_DATA PROVIDED_:
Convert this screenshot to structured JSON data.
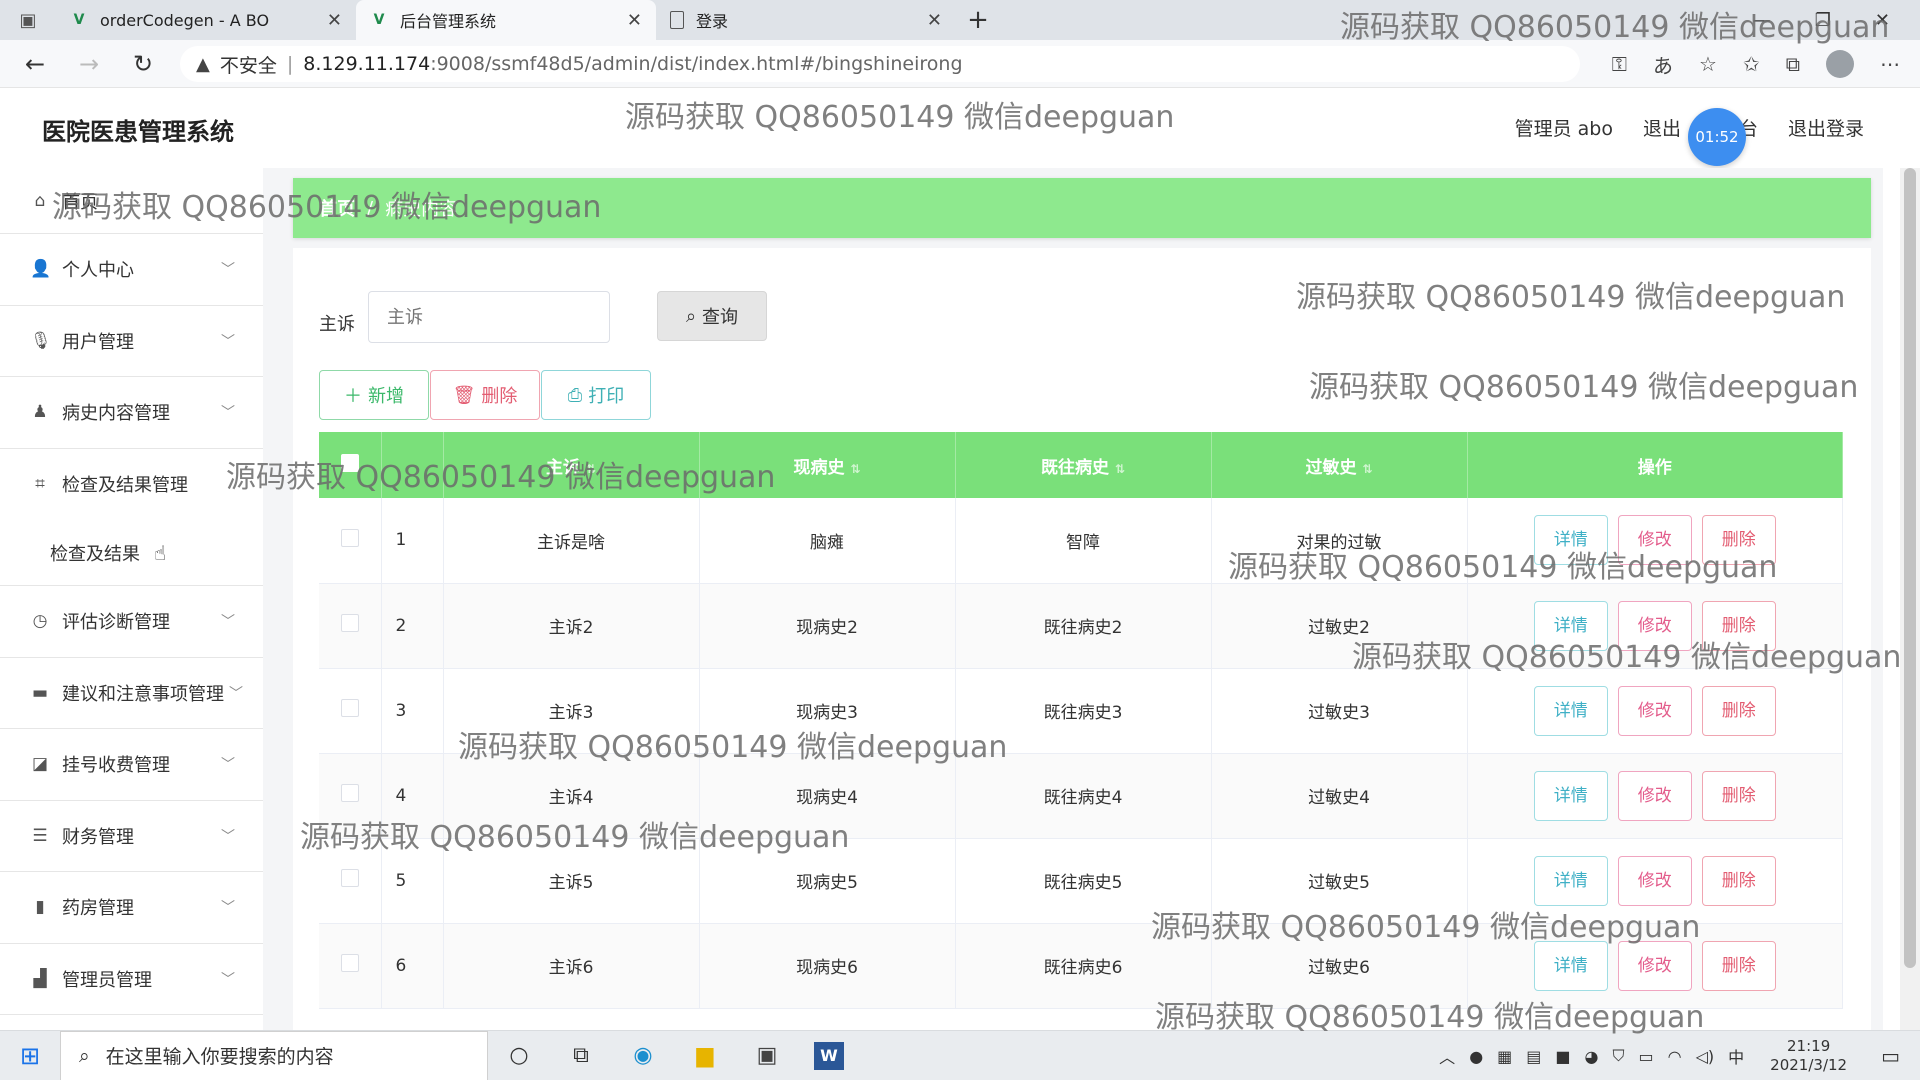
{
  "browser": {
    "tabs": [
      {
        "title": "orderCodegen - A BO",
        "icon": "vue-icon",
        "active": false
      },
      {
        "title": "后台管理系统",
        "icon": "vue-icon",
        "active": true
      },
      {
        "title": "登录",
        "icon": "document-icon",
        "active": false
      }
    ],
    "url": {
      "warning": "不安全",
      "separator": "|",
      "host": "8.129.11.174",
      "path": ":9008/ssmf48d5/admin/dist/index.html#/bingshineirong"
    }
  },
  "app": {
    "title": "医院医患管理系统",
    "user": "管理员 abo",
    "logout_left": "退出",
    "logout_partial": "台",
    "logout": "退出登录",
    "clock": "01:52"
  },
  "sidebar": {
    "home": "首页",
    "items": [
      {
        "label": "个人中心",
        "icon": "user-icon"
      },
      {
        "label": "用户管理",
        "icon": "mic-icon"
      },
      {
        "label": "病史内容管理",
        "icon": "person-icon"
      },
      {
        "label": "检查及结果管理",
        "icon": "crop-icon"
      },
      {
        "label": "检查及结果",
        "icon": ""
      },
      {
        "label": "评估诊断管理",
        "icon": "clock-icon"
      },
      {
        "label": "建议和注意事项管理",
        "icon": "briefcase-icon"
      },
      {
        "label": "挂号收费管理",
        "icon": "chart-icon"
      },
      {
        "label": "财务管理",
        "icon": "list-icon"
      },
      {
        "label": "药房管理",
        "icon": "bar-icon"
      },
      {
        "label": "管理员管理",
        "icon": "bar-chart-icon"
      }
    ]
  },
  "breadcrumb": {
    "first": "首页",
    "separator": "/",
    "second": "病史内容"
  },
  "search": {
    "label": "主诉",
    "placeholder": "主诉",
    "button": "查询"
  },
  "actions": {
    "add": "新增",
    "delete": "删除",
    "print": "打印"
  },
  "table": {
    "headers": [
      "主诉",
      "现病史",
      "既往病史",
      "过敏史",
      "操作"
    ],
    "rows": [
      {
        "idx": "1",
        "zhusu": "主诉是啥",
        "xianbingshi": "脑瘫",
        "jiwang": "智障",
        "guomin": "对果的过敏"
      },
      {
        "idx": "2",
        "zhusu": "主诉2",
        "xianbingshi": "现病史2",
        "jiwang": "既往病史2",
        "guomin": "过敏史2"
      },
      {
        "idx": "3",
        "zhusu": "主诉3",
        "xianbingshi": "现病史3",
        "jiwang": "既往病史3",
        "guomin": "过敏史3"
      },
      {
        "idx": "4",
        "zhusu": "主诉4",
        "xianbingshi": "现病史4",
        "jiwang": "既往病史4",
        "guomin": "过敏史4"
      },
      {
        "idx": "5",
        "zhusu": "主诉5",
        "xianbingshi": "现病史5",
        "jiwang": "既往病史5",
        "guomin": "过敏史5"
      },
      {
        "idx": "6",
        "zhusu": "主诉6",
        "xianbingshi": "现病史6",
        "jiwang": "既往病史6",
        "guomin": "过敏史6"
      }
    ],
    "op": {
      "detail": "详情",
      "edit": "修改",
      "remove": "删除"
    }
  },
  "watermark": "源码获取 QQ86050149 微信deepguan",
  "taskbar": {
    "search_placeholder": "在这里输入你要搜索的内容",
    "ime": "中",
    "time": "21:19",
    "date": "2021/3/12"
  }
}
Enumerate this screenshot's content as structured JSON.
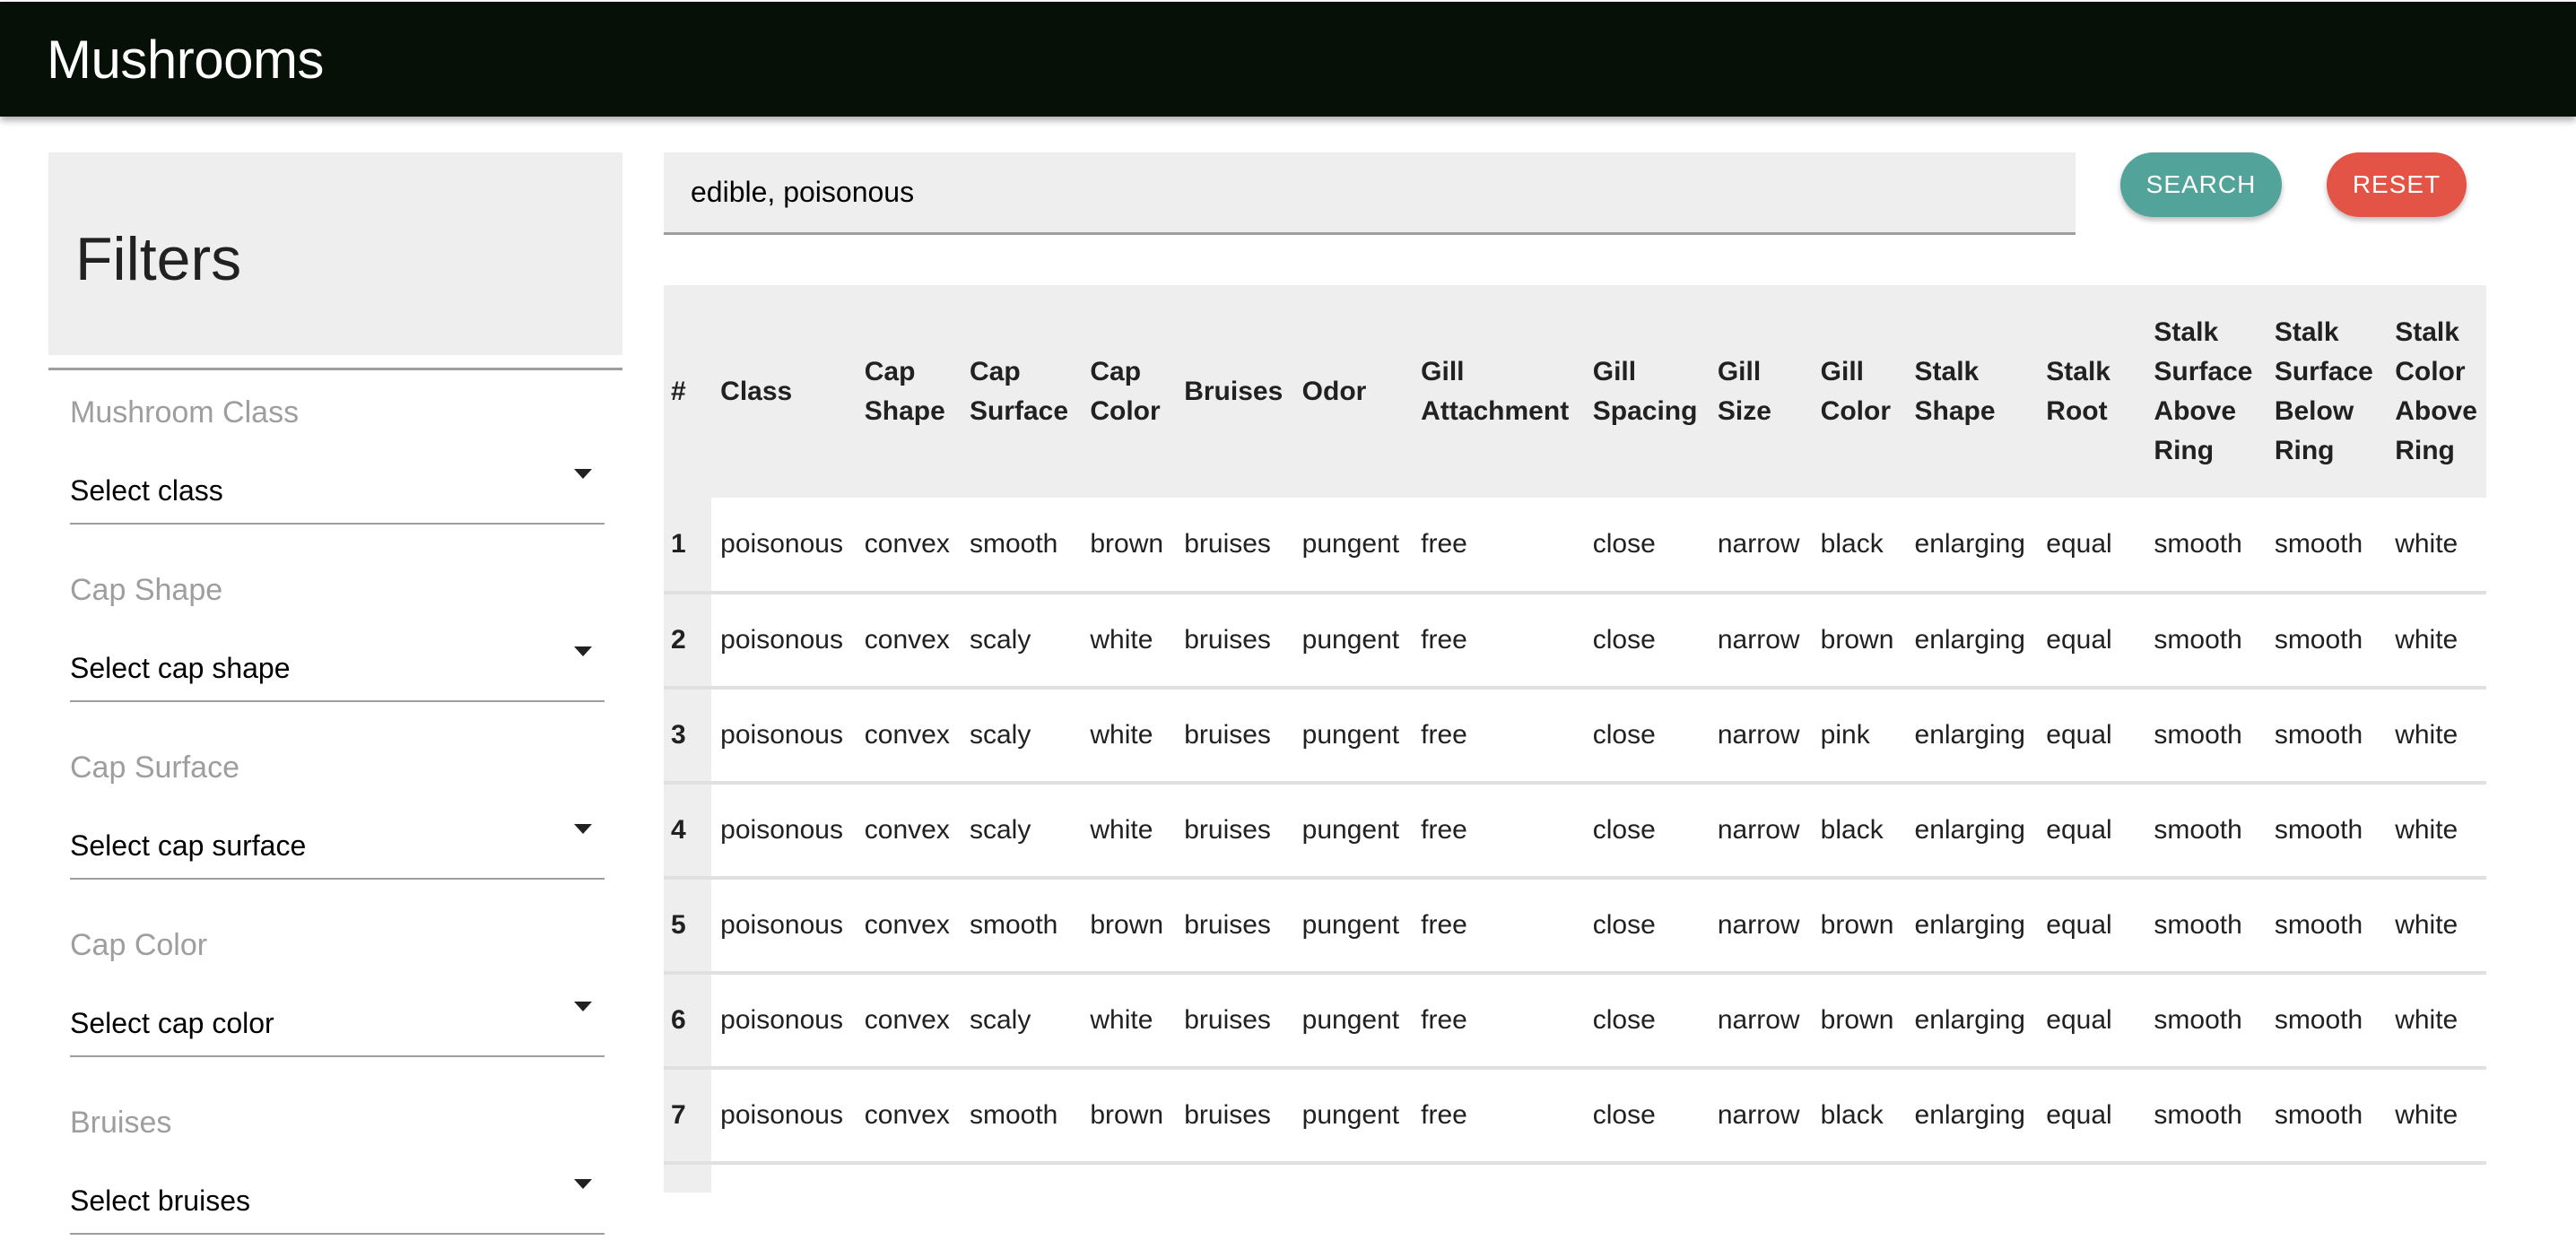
{
  "app": {
    "title": "Mushrooms"
  },
  "sidebar": {
    "title": "Filters",
    "filters": [
      {
        "label": "Mushroom Class",
        "value": "Select class"
      },
      {
        "label": "Cap Shape",
        "value": "Select cap shape"
      },
      {
        "label": "Cap Surface",
        "value": "Select cap surface"
      },
      {
        "label": "Cap Color",
        "value": "Select cap color"
      },
      {
        "label": "Bruises",
        "value": "Select bruises"
      }
    ]
  },
  "search": {
    "value": "edible, poisonous",
    "search_label": "SEARCH",
    "reset_label": "RESET"
  },
  "colors": {
    "appbar": "#061006",
    "search_button": "#52a39a",
    "reset_button": "#e35446",
    "panel": "#eeeeee"
  },
  "table": {
    "columns": [
      "#",
      "Class",
      "Cap Shape",
      "Cap Surface",
      "Cap Color",
      "Bruises",
      "Odor",
      "Gill Attachment",
      "Gill Spacing",
      "Gill Size",
      "Gill Color",
      "Stalk Shape",
      "Stalk Root",
      "Stalk Surface Above Ring",
      "Stalk Surface Below Ring",
      "Stalk Color Above Ring"
    ],
    "rows": [
      [
        "1",
        "poisonous",
        "convex",
        "smooth",
        "brown",
        "bruises",
        "pungent",
        "free",
        "close",
        "narrow",
        "black",
        "enlarging",
        "equal",
        "smooth",
        "smooth",
        "white"
      ],
      [
        "2",
        "poisonous",
        "convex",
        "scaly",
        "white",
        "bruises",
        "pungent",
        "free",
        "close",
        "narrow",
        "brown",
        "enlarging",
        "equal",
        "smooth",
        "smooth",
        "white"
      ],
      [
        "3",
        "poisonous",
        "convex",
        "scaly",
        "white",
        "bruises",
        "pungent",
        "free",
        "close",
        "narrow",
        "pink",
        "enlarging",
        "equal",
        "smooth",
        "smooth",
        "white"
      ],
      [
        "4",
        "poisonous",
        "convex",
        "scaly",
        "white",
        "bruises",
        "pungent",
        "free",
        "close",
        "narrow",
        "black",
        "enlarging",
        "equal",
        "smooth",
        "smooth",
        "white"
      ],
      [
        "5",
        "poisonous",
        "convex",
        "smooth",
        "brown",
        "bruises",
        "pungent",
        "free",
        "close",
        "narrow",
        "brown",
        "enlarging",
        "equal",
        "smooth",
        "smooth",
        "white"
      ],
      [
        "6",
        "poisonous",
        "convex",
        "scaly",
        "white",
        "bruises",
        "pungent",
        "free",
        "close",
        "narrow",
        "brown",
        "enlarging",
        "equal",
        "smooth",
        "smooth",
        "white"
      ],
      [
        "7",
        "poisonous",
        "convex",
        "smooth",
        "brown",
        "bruises",
        "pungent",
        "free",
        "close",
        "narrow",
        "black",
        "enlarging",
        "equal",
        "smooth",
        "smooth",
        "white"
      ],
      [
        "",
        "",
        "",
        "",
        "",
        "",
        "",
        "",
        "",
        "",
        "",
        "",
        "",
        "",
        "",
        ""
      ]
    ]
  }
}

_EXERCISE OBJECTIVE_: Repeat each entry exactly as it appears; skip any picture.

_RESULT OF THE EXERCISE_:
Convert this screenshot to structured JSON data.
{
  "browser": {
    "tabs": [
      {
        "title": "orderCodegen - A BO",
        "icon": "vue-icon",
        "active": false
      },
      {
        "title": "后台管理系统",
        "icon": "vue-icon",
        "active": true
      },
      {
        "title": "登录",
        "icon": "document-icon",
        "active": false
      }
    ],
    "url": {
      "warning": "不安全",
      "separator": "|",
      "host": "8.129.11.174",
      "path": ":9008/ssmf48d5/admin/dist/index.html#/bingshineirong"
    }
  },
  "app": {
    "title": "医院医患管理系统",
    "user": "管理员 abo",
    "logout_left": "退出",
    "logout_partial": "台",
    "logout": "退出登录",
    "clock": "01:52"
  },
  "sidebar": {
    "home": "首页",
    "items": [
      {
        "label": "个人中心",
        "icon": "user-icon"
      },
      {
        "label": "用户管理",
        "icon": "mic-icon"
      },
      {
        "label": "病史内容管理",
        "icon": "person-icon"
      },
      {
        "label": "检查及结果管理",
        "icon": "crop-icon"
      },
      {
        "label": "检查及结果",
        "icon": ""
      },
      {
        "label": "评估诊断管理",
        "icon": "clock-icon"
      },
      {
        "label": "建议和注意事项管理",
        "icon": "briefcase-icon"
      },
      {
        "label": "挂号收费管理",
        "icon": "chart-icon"
      },
      {
        "label": "财务管理",
        "icon": "list-icon"
      },
      {
        "label": "药房管理",
        "icon": "bar-icon"
      },
      {
        "label": "管理员管理",
        "icon": "bar-chart-icon"
      }
    ]
  },
  "breadcrumb": {
    "first": "首页",
    "separator": "/",
    "second": "病史内容"
  },
  "search": {
    "label": "主诉",
    "placeholder": "主诉",
    "button": "查询"
  },
  "actions": {
    "add": "新增",
    "delete": "删除",
    "print": "打印"
  },
  "table": {
    "headers": [
      "主诉",
      "现病史",
      "既往病史",
      "过敏史",
      "操作"
    ],
    "rows": [
      {
        "idx": "1",
        "zhusu": "主诉是啥",
        "xianbingshi": "脑瘫",
        "jiwang": "智障",
        "guomin": "对果的过敏"
      },
      {
        "idx": "2",
        "zhusu": "主诉2",
        "xianbingshi": "现病史2",
        "jiwang": "既往病史2",
        "guomin": "过敏史2"
      },
      {
        "idx": "3",
        "zhusu": "主诉3",
        "xianbingshi": "现病史3",
        "jiwang": "既往病史3",
        "guomin": "过敏史3"
      },
      {
        "idx": "4",
        "zhusu": "主诉4",
        "xianbingshi": "现病史4",
        "jiwang": "既往病史4",
        "guomin": "过敏史4"
      },
      {
        "idx": "5",
        "zhusu": "主诉5",
        "xianbingshi": "现病史5",
        "jiwang": "既往病史5",
        "guomin": "过敏史5"
      },
      {
        "idx": "6",
        "zhusu": "主诉6",
        "xianbingshi": "现病史6",
        "jiwang": "既往病史6",
        "guomin": "过敏史6"
      }
    ],
    "op": {
      "detail": "详情",
      "edit": "修改",
      "remove": "删除"
    }
  },
  "watermark": "源码获取 QQ86050149 微信deepguan",
  "taskbar": {
    "search_placeholder": "在这里输入你要搜索的内容",
    "ime": "中",
    "time": "21:19",
    "date": "2021/3/12"
  }
}
Enumerate this screenshot's content as structured JSON.
{
  "app": {
    "title": "Mushrooms"
  },
  "sidebar": {
    "title": "Filters",
    "filters": [
      {
        "label": "Mushroom Class",
        "value": "Select class"
      },
      {
        "label": "Cap Shape",
        "value": "Select cap shape"
      },
      {
        "label": "Cap Surface",
        "value": "Select cap surface"
      },
      {
        "label": "Cap Color",
        "value": "Select cap color"
      },
      {
        "label": "Bruises",
        "value": "Select bruises"
      }
    ]
  },
  "search": {
    "value": "edible, poisonous",
    "search_label": "SEARCH",
    "reset_label": "RESET"
  },
  "colors": {
    "appbar": "#061006",
    "search_button": "#52a39a",
    "reset_button": "#e35446",
    "panel": "#eeeeee"
  },
  "table": {
    "columns": [
      "#",
      "Class",
      "Cap Shape",
      "Cap Surface",
      "Cap Color",
      "Bruises",
      "Odor",
      "Gill Attachment",
      "Gill Spacing",
      "Gill Size",
      "Gill Color",
      "Stalk Shape",
      "Stalk Root",
      "Stalk Surface Above Ring",
      "Stalk Surface Below Ring",
      "Stalk Color Above Ring"
    ],
    "rows": [
      [
        "1",
        "poisonous",
        "convex",
        "smooth",
        "brown",
        "bruises",
        "pungent",
        "free",
        "close",
        "narrow",
        "black",
        "enlarging",
        "equal",
        "smooth",
        "smooth",
        "white"
      ],
      [
        "2",
        "poisonous",
        "convex",
        "scaly",
        "white",
        "bruises",
        "pungent",
        "free",
        "close",
        "narrow",
        "brown",
        "enlarging",
        "equal",
        "smooth",
        "smooth",
        "white"
      ],
      [
        "3",
        "poisonous",
        "convex",
        "scaly",
        "white",
        "bruises",
        "pungent",
        "free",
        "close",
        "narrow",
        "pink",
        "enlarging",
        "equal",
        "smooth",
        "smooth",
        "white"
      ],
      [
        "4",
        "poisonous",
        "convex",
        "scaly",
        "white",
        "bruises",
        "pungent",
        "free",
        "close",
        "narrow",
        "black",
        "enlarging",
        "equal",
        "smooth",
        "smooth",
        "white"
      ],
      [
        "5",
        "poisonous",
        "convex",
        "smooth",
        "brown",
        "bruises",
        "pungent",
        "free",
        "close",
        "narrow",
        "brown",
        "enlarging",
        "equal",
        "smooth",
        "smooth",
        "white"
      ],
      [
        "6",
        "poisonous",
        "convex",
        "scaly",
        "white",
        "bruises",
        "pungent",
        "free",
        "close",
        "narrow",
        "brown",
        "enlarging",
        "equal",
        "smooth",
        "smooth",
        "white"
      ],
      [
        "7",
        "poisonous",
        "convex",
        "smooth",
        "brown",
        "bruises",
        "pungent",
        "free",
        "close",
        "narrow",
        "black",
        "enlarging",
        "equal",
        "smooth",
        "smooth",
        "white"
      ],
      [
        "",
        "",
        "",
        "",
        "",
        "",
        "",
        "",
        "",
        "",
        "",
        "",
        "",
        "",
        "",
        ""
      ]
    ]
  }
}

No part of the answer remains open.